> **Source data**:
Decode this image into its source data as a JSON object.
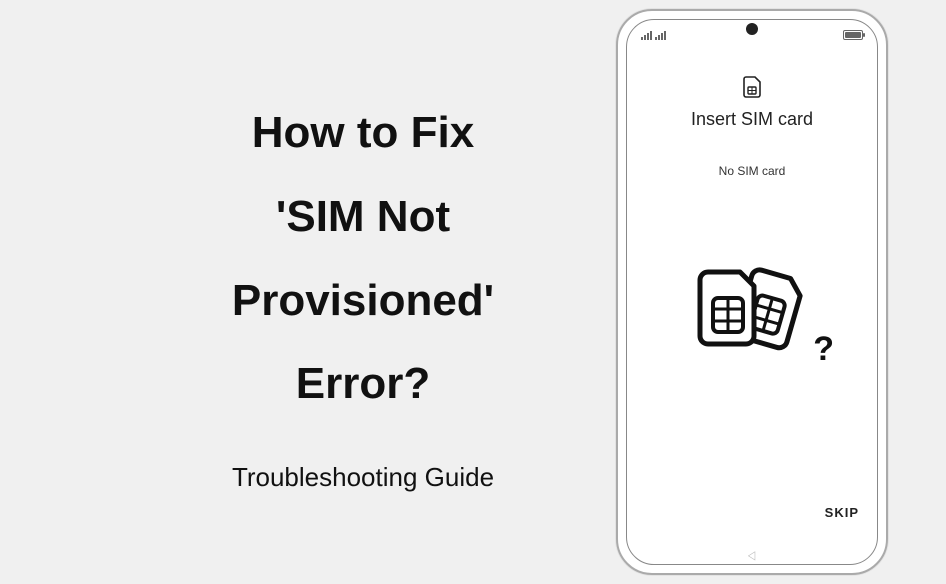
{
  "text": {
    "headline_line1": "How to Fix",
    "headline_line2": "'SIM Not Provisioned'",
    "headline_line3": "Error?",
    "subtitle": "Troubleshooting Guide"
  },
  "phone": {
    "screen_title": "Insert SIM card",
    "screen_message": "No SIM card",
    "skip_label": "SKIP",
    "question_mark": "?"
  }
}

> **CHALLENGE**: Transcribe the records above verbatim. Do not carry over any picture.

> **ANSWER FOR THIS EXERCISE**:
Decode this image into its source data as a JSON object.
{
  "text": {
    "headline_line1": "How to Fix",
    "headline_line2": "'SIM Not Provisioned'",
    "headline_line3": "Error?",
    "subtitle": "Troubleshooting Guide"
  },
  "phone": {
    "screen_title": "Insert SIM card",
    "screen_message": "No SIM card",
    "skip_label": "SKIP",
    "question_mark": "?"
  }
}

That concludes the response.